> _WHAT THE EXERCISE ASKS_
Leaving out the pictures, retype all the material exactly.

> _PROVIDED MATERIAL_
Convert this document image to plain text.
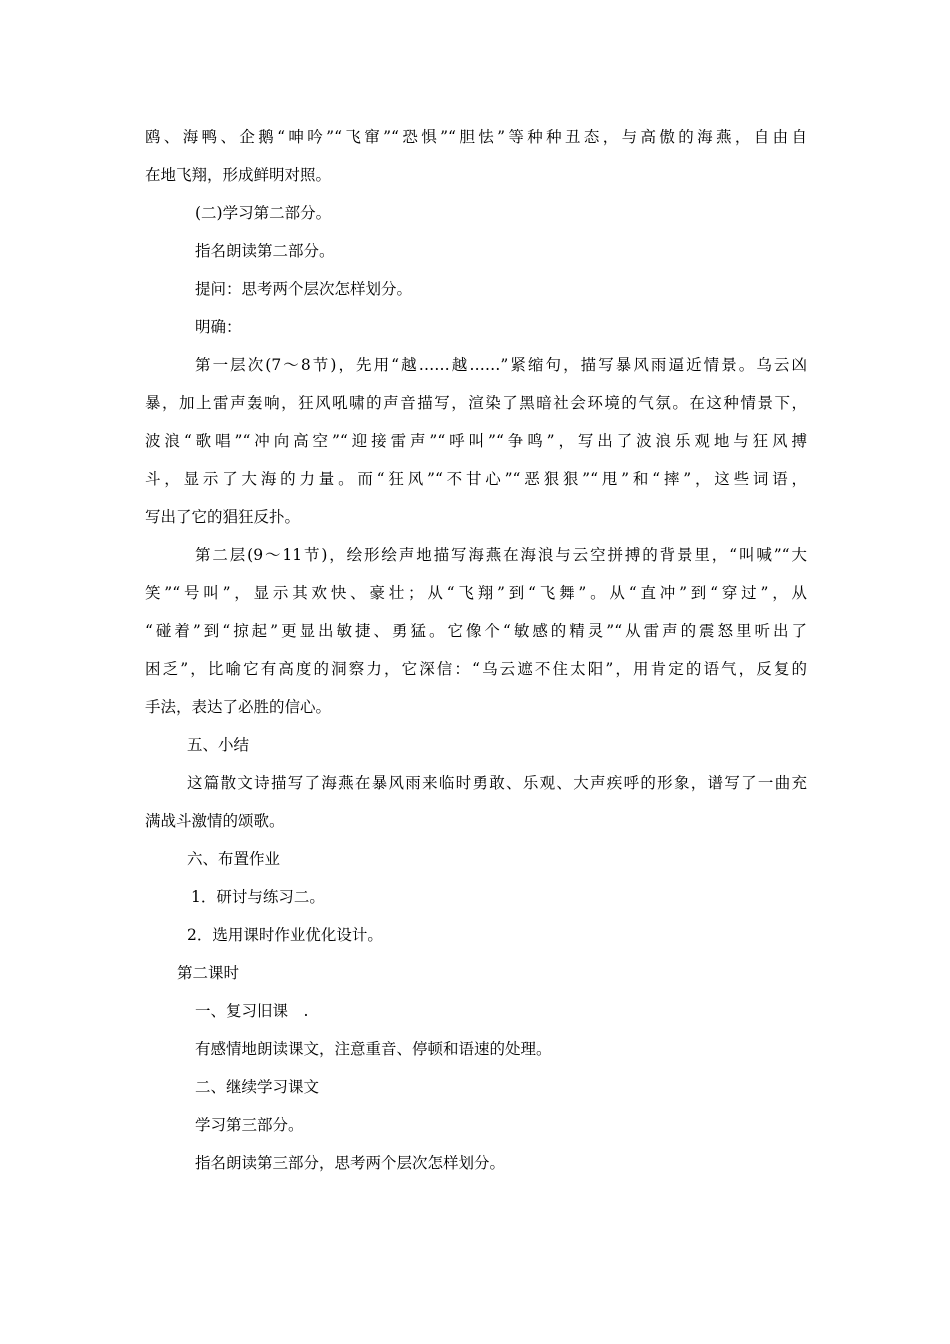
鸥、海鸭、企鹅“呻吟”“飞窜”“恐惧”“胆怯”等种种丑态，与高傲的海燕，自由自
在地飞翔，形成鲜明对照。
(二)学习第二部分。
指名朗读第二部分。
提问：思考两个层次怎样划分。
明确：
第一层次(7～8节)，先用“越……越……”紧缩句，描写暴风雨逼近情景。乌云凶
暴，加上雷声轰响，狂风吼啸的声音描写，渲染了黑暗社会环境的气氛。在这种情景下，
波浪“歌唱”“冲向高空”“迎接雷声”“呼叫”“争鸣”，写出了波浪乐观地与狂风搏
斗，显示了大海的力量。而“狂风”“不甘心”“恶狠狠”“甩”和“摔”，这些词语，
写出了它的猖狂反扑。
第二层(9～11节)，绘形绘声地描写海燕在海浪与云空拼搏的背景里，“叫喊”“大
笑”“号叫”，显示其欢快、豪壮；从“飞翔”到“飞舞”。从“直冲”到“穿过”，从
“碰着”到“掠起”更显出敏捷、勇猛。它像个“敏感的精灵”“从雷声的震怒里听出了
困乏”，比喻它有高度的洞察力，它深信：“乌云遮不住太阳”，用肯定的语气，反复的
手法，表达了必胜的信心。
五、小结
这篇散文诗描写了海燕在暴风雨来临时勇敢、乐观、大声疾呼的形象，谱写了一曲充
满战斗激情的颂歌。
六、布置作业
1．研讨与练习二。
2．选用课时作业优化设计。
第二课时
一、复习旧课　.
有感情地朗读课文，注意重音、停顿和语速的处理。
二、继续学习课文
学习第三部分。
指名朗读第三部分，思考两个层次怎样划分。
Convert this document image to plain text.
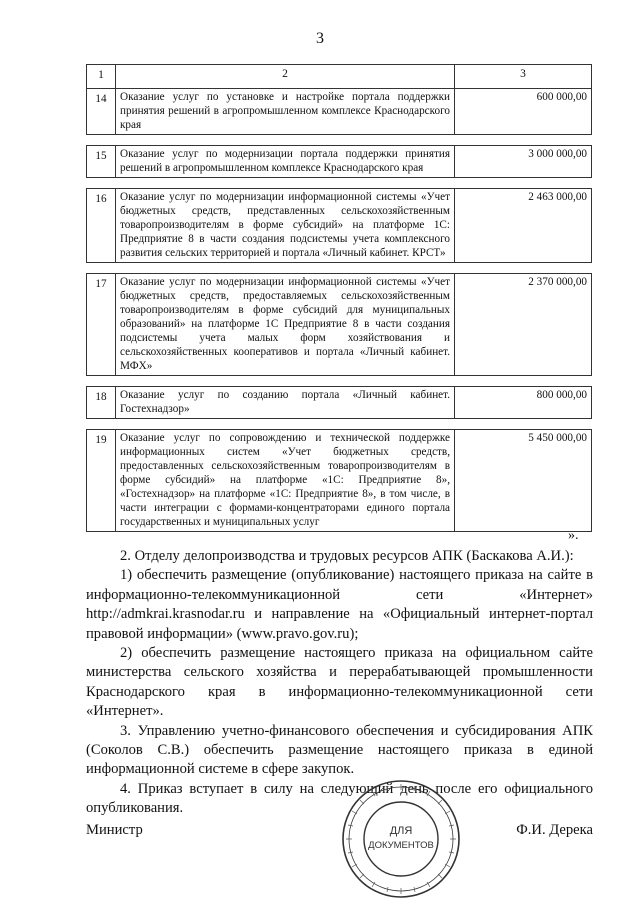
3
1	2	3
14	Оказание услуг по установке и настройке портала поддержки принятия решений в агропромышленном комплексе Краснодарского края	600 000,00

15	Оказание услуг по модернизации портала поддержки принятия решений в агропромышленном комплексе Краснодарского края	3 000 000,00

16	Оказание услуг по модернизации информационной системы «Учет бюджетных средств, представленных сельскохозяйственным товаропроизводителям в форме субсидий» на платформе 1С: Предприятие 8 в части создания подсистемы учета комплексного развития сельских территорией и портала «Личный кабинет. КРСТ»	2 463 000,00

17	Оказание услуг по модернизации информационной системы «Учет бюджетных средств, предоставляемых сельскохозяйственным товаропроизводителям в форме субсидий для муниципальных образований» на платформе 1С Предприятие 8 в части создания подсистемы учета малых форм хозяйствования и сельскохозяйственных кооперативов и портала «Личный кабинет. МФХ»	2 370 000,00

18	Оказание услуг по созданию портала «Личный кабинет. Гостехнадзор»	800 000,00

19	Оказание услуг по сопровождению и технической поддержке информационных систем «Учет бюджетных средств, предоставленных сельскохозяйственным товаропроизводителям в форме субсидий» на платформе «1С: Предприятие 8», «Гостехнадзор» на платформе «1С: Предприятие 8», в том числе, в части интеграции с формами-концентраторами единого портала государственных и муниципальных услуг	5 450 000,00
».

2. Отделу делопроизводства и трудовых ресурсов АПК (Баскакова А.И.):

1) обеспечить размещение (опубликование) настоящего приказа на сайте в информационно-телекоммуникационной сети «Интернет» http://admkrai.krasnodar.ru и направление на «Официальный интернет-портал правовой информации» (www.pravo.gov.ru);

2) обеспечить размещение настоящего приказа на официальном сайте министерства сельского хозяйства и перерабатывающей промышленности Краснодарского края в информационно-телекоммуникационной сети «Интернет».

3. Управлению учетно-финансового обеспечения и субсидирования АПК (Соколов С.В.) обеспечить размещение настоящего приказа в единой информационной системе в сфере закупок.

4. Приказ вступает в силу на следующий день после его официального опубликования.

Министр	Ф.И. Дерека
ДЛЯ
ДОКУМЕНТОВ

> _RESULT OF THE EXERCISE_
Convert this document image to plain text.
鸥、海鸭、企鹅“呻吟”“飞窜”“恐惧”“胆怯”等种种丑态，与高傲的海燕，自由自
在地飞翔，形成鲜明对照。
(二)学习第二部分。
指名朗读第二部分。
提问：思考两个层次怎样划分。
明确：
第一层次(7～8节)，先用“越……越……”紧缩句，描写暴风雨逼近情景。乌云凶
暴，加上雷声轰响，狂风吼啸的声音描写，渲染了黑暗社会环境的气氛。在这种情景下，
波浪“歌唱”“冲向高空”“迎接雷声”“呼叫”“争鸣”，写出了波浪乐观地与狂风搏
斗，显示了大海的力量。而“狂风”“不甘心”“恶狠狠”“甩”和“摔”，这些词语，
写出了它的猖狂反扑。
第二层(9～11节)，绘形绘声地描写海燕在海浪与云空拼搏的背景里，“叫喊”“大
笑”“号叫”，显示其欢快、豪壮；从“飞翔”到“飞舞”。从“直冲”到“穿过”，从
“碰着”到“掠起”更显出敏捷、勇猛。它像个“敏感的精灵”“从雷声的震怒里听出了
困乏”，比喻它有高度的洞察力，它深信：“乌云遮不住太阳”，用肯定的语气，反复的
手法，表达了必胜的信心。
五、小结
这篇散文诗描写了海燕在暴风雨来临时勇敢、乐观、大声疾呼的形象，谱写了一曲充
满战斗激情的颂歌。
六、布置作业
1．研讨与练习二。
2．选用课时作业优化设计。
第二课时
一、复习旧课　.
有感情地朗读课文，注意重音、停顿和语速的处理。
二、继续学习课文
学习第三部分。
指名朗读第三部分，思考两个层次怎样划分。
Convert this document image to plain text.
3
1	2	3
14	Оказание услуг по установке и настройке портала поддержки принятия решений в агропромышленном комплексе Краснодарского края	600 000,00

15	Оказание услуг по модернизации портала поддержки принятия решений в агропромышленном комплексе Краснодарского края	3 000 000,00

16	Оказание услуг по модернизации информационной системы «Учет бюджетных средств, представленных сельскохозяйственным товаропроизводителям в форме субсидий» на платформе 1С: Предприятие 8 в части создания подсистемы учета комплексного развития сельских территорией и портала «Личный кабинет. КРСТ»	2 463 000,00

17	Оказание услуг по модернизации информационной системы «Учет бюджетных средств, предоставляемых сельскохозяйственным товаропроизводителям в форме субсидий для муниципальных образований» на платформе 1С Предприятие 8 в части создания подсистемы учета малых форм хозяйствования и сельскохозяйственных кооперативов и портала «Личный кабинет. МФХ»	2 370 000,00

18	Оказание услуг по созданию портала «Личный кабинет. Гостехнадзор»	800 000,00

19	Оказание услуг по сопровождению и технической поддержке информационных систем «Учет бюджетных средств, предоставленных сельскохозяйственным товаропроизводителям в форме субсидий» на платформе «1С: Предприятие 8», «Гостехнадзор» на платформе «1С: Предприятие 8», в том числе, в части интеграции с формами-концентраторами единого портала государственных и муниципальных услуг	5 450 000,00
».

2. Отделу делопроизводства и трудовых ресурсов АПК (Баскакова А.И.):

1) обеспечить размещение (опубликование) настоящего приказа на сайте в информационно-телекоммуникационной сети «Интернет» http://admkrai.krasnodar.ru и направление на «Официальный интернет-портал правовой информации» (www.pravo.gov.ru);

2) обеспечить размещение настоящего приказа на официальном сайте министерства сельского хозяйства и перерабатывающей промышленности Краснодарского края в информационно-телекоммуникационной сети «Интернет».

3. Управлению учетно-финансового обеспечения и субсидирования АПК (Соколов С.В.) обеспечить размещение настоящего приказа в единой информационной системе в сфере закупок.

4. Приказ вступает в силу на следующий день после его официального опубликования.

Министр	Ф.И. Дерека
ДЛЯ
ДОКУМЕНТОВ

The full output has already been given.